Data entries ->

************

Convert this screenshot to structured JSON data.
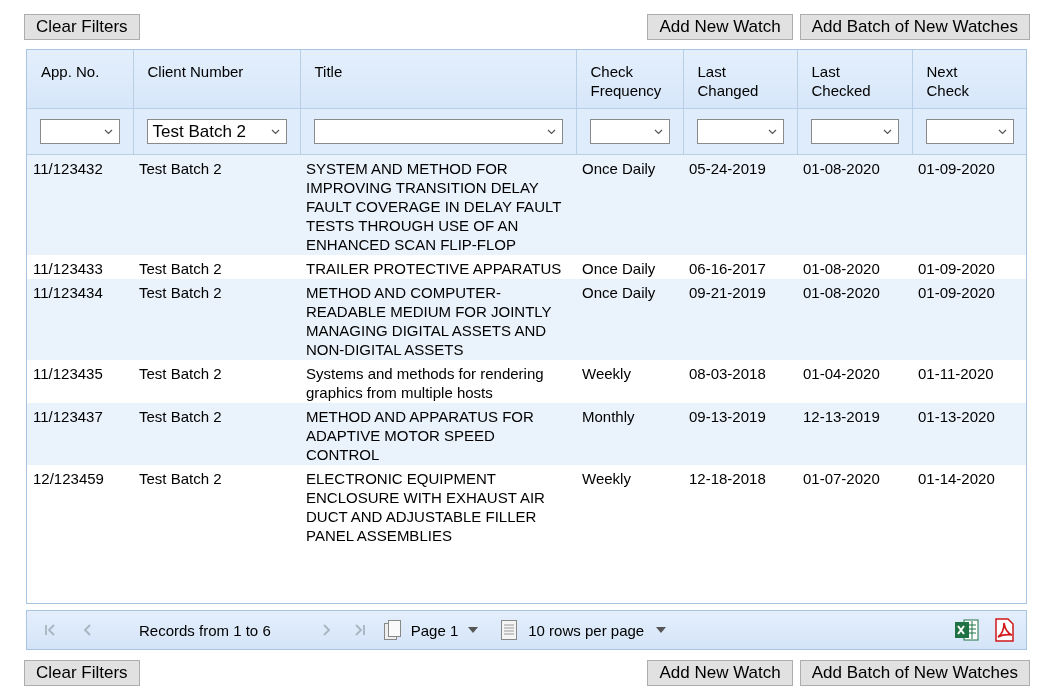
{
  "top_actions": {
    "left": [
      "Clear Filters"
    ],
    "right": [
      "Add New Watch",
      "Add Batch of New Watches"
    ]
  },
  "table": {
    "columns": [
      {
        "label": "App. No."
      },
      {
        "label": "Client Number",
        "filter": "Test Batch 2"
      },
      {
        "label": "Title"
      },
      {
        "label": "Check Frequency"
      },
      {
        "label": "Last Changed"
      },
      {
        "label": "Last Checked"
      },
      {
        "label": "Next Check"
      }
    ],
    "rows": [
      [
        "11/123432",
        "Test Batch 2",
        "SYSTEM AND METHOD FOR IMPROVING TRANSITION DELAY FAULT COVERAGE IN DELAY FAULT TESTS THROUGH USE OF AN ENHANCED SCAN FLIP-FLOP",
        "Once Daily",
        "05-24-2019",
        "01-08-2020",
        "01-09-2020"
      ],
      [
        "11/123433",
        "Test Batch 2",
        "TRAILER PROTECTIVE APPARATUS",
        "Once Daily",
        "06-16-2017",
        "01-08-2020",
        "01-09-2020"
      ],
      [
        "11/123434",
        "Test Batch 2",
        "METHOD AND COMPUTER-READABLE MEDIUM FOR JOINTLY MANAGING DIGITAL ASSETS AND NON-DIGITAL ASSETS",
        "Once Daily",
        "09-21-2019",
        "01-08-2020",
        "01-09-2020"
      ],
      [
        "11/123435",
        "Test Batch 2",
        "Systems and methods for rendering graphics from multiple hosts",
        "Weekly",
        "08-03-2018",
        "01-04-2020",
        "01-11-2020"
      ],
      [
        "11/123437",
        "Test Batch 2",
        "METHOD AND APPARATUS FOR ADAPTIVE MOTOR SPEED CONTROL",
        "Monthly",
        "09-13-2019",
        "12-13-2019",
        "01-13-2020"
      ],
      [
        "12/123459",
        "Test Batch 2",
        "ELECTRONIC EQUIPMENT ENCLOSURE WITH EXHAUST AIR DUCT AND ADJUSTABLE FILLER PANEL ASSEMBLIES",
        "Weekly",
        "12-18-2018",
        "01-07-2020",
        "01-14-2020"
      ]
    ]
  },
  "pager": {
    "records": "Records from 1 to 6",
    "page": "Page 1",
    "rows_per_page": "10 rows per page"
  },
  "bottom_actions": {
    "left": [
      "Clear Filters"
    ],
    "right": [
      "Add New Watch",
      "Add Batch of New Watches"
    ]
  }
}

************

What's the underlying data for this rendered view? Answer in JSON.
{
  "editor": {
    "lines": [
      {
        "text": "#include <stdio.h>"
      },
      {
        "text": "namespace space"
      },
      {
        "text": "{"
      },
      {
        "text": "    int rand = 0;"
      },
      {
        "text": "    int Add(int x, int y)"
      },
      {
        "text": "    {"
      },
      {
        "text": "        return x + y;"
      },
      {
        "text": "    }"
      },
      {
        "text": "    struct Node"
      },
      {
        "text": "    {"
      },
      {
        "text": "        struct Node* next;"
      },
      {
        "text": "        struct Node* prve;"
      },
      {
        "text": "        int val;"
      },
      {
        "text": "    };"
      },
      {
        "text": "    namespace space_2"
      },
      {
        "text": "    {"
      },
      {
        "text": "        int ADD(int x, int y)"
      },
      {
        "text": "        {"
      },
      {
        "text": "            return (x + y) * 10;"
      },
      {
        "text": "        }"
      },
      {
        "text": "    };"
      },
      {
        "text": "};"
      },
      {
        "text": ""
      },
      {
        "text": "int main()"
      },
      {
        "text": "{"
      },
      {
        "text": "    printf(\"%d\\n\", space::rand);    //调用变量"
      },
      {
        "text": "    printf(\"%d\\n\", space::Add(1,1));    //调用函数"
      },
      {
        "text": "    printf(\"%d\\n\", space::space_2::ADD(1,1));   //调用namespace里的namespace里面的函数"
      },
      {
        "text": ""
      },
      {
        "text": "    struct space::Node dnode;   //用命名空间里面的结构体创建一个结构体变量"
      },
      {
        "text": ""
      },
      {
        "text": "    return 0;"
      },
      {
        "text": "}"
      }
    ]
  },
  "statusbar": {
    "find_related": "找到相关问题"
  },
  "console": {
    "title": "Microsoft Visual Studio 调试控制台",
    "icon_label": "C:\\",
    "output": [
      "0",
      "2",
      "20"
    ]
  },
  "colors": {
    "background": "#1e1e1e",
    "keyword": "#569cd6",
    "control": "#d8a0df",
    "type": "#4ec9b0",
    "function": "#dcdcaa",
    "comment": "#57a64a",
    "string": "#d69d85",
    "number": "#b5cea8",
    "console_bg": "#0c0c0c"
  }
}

************

Scan the lines for the string "printf". Pick out every line that has it.

        "text": "    printf(\"%d\\n\", space::rand);    //调用变量"
        "text": "    printf(\"%d\\n\", space::Add(1,1));    //调用函数"
        "text": "    printf(\"%d\\n\", space::space_2::ADD(1,1));   //调用namespace里的namespace里面的函数"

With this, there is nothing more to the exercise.